**Source material**
##########

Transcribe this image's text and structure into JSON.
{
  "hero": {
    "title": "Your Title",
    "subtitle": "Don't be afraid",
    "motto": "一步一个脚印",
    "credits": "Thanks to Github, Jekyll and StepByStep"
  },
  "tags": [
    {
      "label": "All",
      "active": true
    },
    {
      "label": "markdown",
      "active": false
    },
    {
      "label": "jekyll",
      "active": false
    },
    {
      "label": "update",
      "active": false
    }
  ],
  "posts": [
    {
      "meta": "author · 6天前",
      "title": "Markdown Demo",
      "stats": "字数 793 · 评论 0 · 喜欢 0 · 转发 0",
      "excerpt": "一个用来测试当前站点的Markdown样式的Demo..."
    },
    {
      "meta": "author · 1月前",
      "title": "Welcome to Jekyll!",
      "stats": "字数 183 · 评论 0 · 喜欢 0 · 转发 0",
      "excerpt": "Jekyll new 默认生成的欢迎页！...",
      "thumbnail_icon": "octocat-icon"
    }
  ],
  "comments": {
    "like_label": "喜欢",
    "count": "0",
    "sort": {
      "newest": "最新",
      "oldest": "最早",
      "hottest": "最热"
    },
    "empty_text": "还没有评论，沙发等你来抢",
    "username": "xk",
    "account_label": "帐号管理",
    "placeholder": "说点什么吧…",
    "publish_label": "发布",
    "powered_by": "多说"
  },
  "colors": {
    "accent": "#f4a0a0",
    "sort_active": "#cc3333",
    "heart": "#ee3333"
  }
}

##########

**Problem**
Reply with one number only: the count of lines in the entries that contain "excerpt".

**Reply**
2